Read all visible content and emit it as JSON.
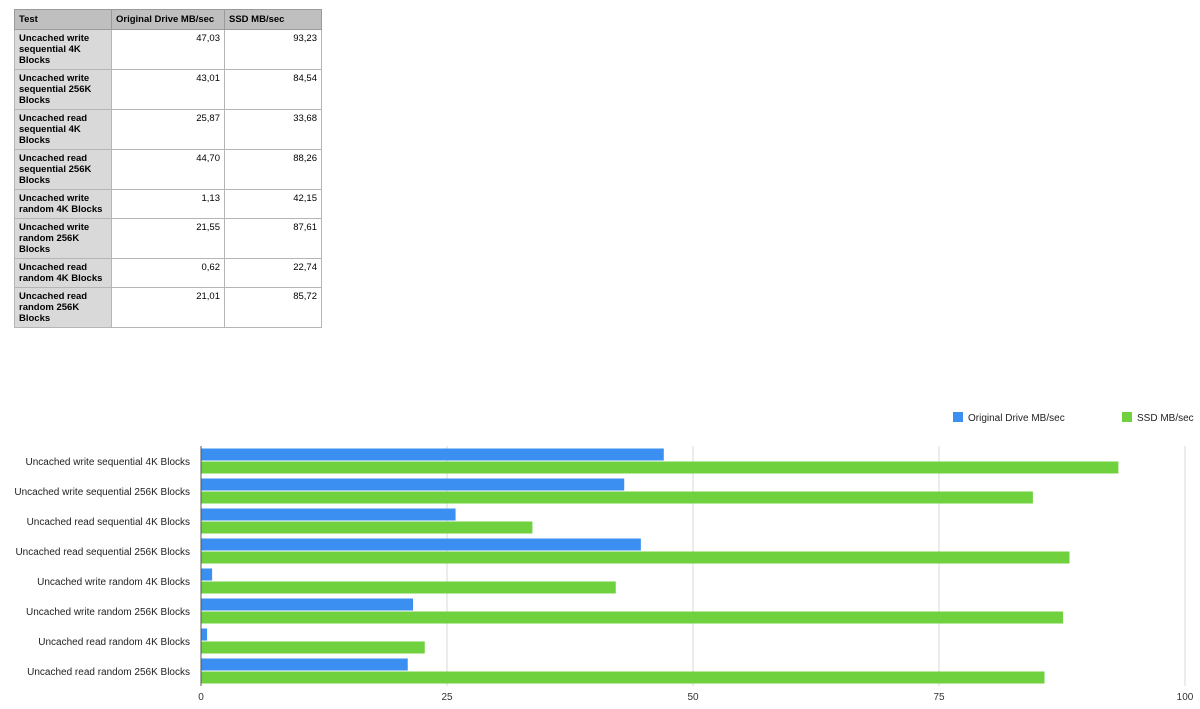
{
  "table": {
    "headers": [
      "Test",
      "Original Drive MB/sec",
      "SSD MB/sec"
    ],
    "rows": [
      {
        "test": "Uncached write sequential 4K Blocks",
        "original": "47,03",
        "ssd": "93,23"
      },
      {
        "test": "Uncached write sequential 256K Blocks",
        "original": "43,01",
        "ssd": "84,54"
      },
      {
        "test": "Uncached read sequential 4K Blocks",
        "original": "25,87",
        "ssd": "33,68"
      },
      {
        "test": "Uncached read sequential 256K Blocks",
        "original": "44,70",
        "ssd": "88,26"
      },
      {
        "test": "Uncached write random 4K Blocks",
        "original": "1,13",
        "ssd": "42,15"
      },
      {
        "test": "Uncached write random 256K Blocks",
        "original": "21,55",
        "ssd": "87,61"
      },
      {
        "test": "Uncached read random 4K Blocks",
        "original": "0,62",
        "ssd": "22,74"
      },
      {
        "test": "Uncached read random 256K Blocks",
        "original": "21,01",
        "ssd": "85,72"
      }
    ]
  },
  "chart_data": {
    "type": "bar",
    "orientation": "horizontal",
    "categories": [
      "Uncached write sequential 4K Blocks",
      "Uncached write sequential 256K Blocks",
      "Uncached read sequential 4K Blocks",
      "Uncached read sequential 256K Blocks",
      "Uncached write random 4K Blocks",
      "Uncached write random 256K Blocks",
      "Uncached read random 4K Blocks",
      "Uncached read random 256K Blocks"
    ],
    "series": [
      {
        "name": "Original Drive MB/sec",
        "color": "#3a8ff0",
        "values": [
          47.03,
          43.01,
          25.87,
          44.7,
          1.13,
          21.55,
          0.62,
          21.01
        ]
      },
      {
        "name": "SSD MB/sec",
        "color": "#6fd13e",
        "values": [
          93.23,
          84.54,
          33.68,
          88.26,
          42.15,
          87.61,
          22.74,
          85.72
        ]
      }
    ],
    "xlim": [
      0,
      100
    ],
    "xticks": [
      0,
      25,
      50,
      75,
      100
    ],
    "grid": true,
    "legend": "top-right"
  }
}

• _Task to carry out_: Pictures don't belong in the copy. Transcribe every record exactly as it appears.

• _Final result_:
Read all visible content and emit it as JSON.
{
  "table": {
    "headers": [
      "Test",
      "Original Drive MB/sec",
      "SSD MB/sec"
    ],
    "rows": [
      {
        "test": "Uncached write sequential 4K Blocks",
        "original": "47,03",
        "ssd": "93,23"
      },
      {
        "test": "Uncached write sequential 256K Blocks",
        "original": "43,01",
        "ssd": "84,54"
      },
      {
        "test": "Uncached read sequential 4K Blocks",
        "original": "25,87",
        "ssd": "33,68"
      },
      {
        "test": "Uncached read sequential 256K Blocks",
        "original": "44,70",
        "ssd": "88,26"
      },
      {
        "test": "Uncached write random 4K Blocks",
        "original": "1,13",
        "ssd": "42,15"
      },
      {
        "test": "Uncached write random 256K Blocks",
        "original": "21,55",
        "ssd": "87,61"
      },
      {
        "test": "Uncached read random 4K Blocks",
        "original": "0,62",
        "ssd": "22,74"
      },
      {
        "test": "Uncached read random 256K Blocks",
        "original": "21,01",
        "ssd": "85,72"
      }
    ]
  },
  "chart_data": {
    "type": "bar",
    "orientation": "horizontal",
    "categories": [
      "Uncached write sequential 4K Blocks",
      "Uncached write sequential 256K Blocks",
      "Uncached read sequential 4K Blocks",
      "Uncached read sequential 256K Blocks",
      "Uncached write random 4K Blocks",
      "Uncached write random 256K Blocks",
      "Uncached read random 4K Blocks",
      "Uncached read random 256K Blocks"
    ],
    "series": [
      {
        "name": "Original Drive MB/sec",
        "color": "#3a8ff0",
        "values": [
          47.03,
          43.01,
          25.87,
          44.7,
          1.13,
          21.55,
          0.62,
          21.01
        ]
      },
      {
        "name": "SSD MB/sec",
        "color": "#6fd13e",
        "values": [
          93.23,
          84.54,
          33.68,
          88.26,
          42.15,
          87.61,
          22.74,
          85.72
        ]
      }
    ],
    "xlim": [
      0,
      100
    ],
    "xticks": [
      0,
      25,
      50,
      75,
      100
    ],
    "grid": true,
    "legend": "top-right"
  }
}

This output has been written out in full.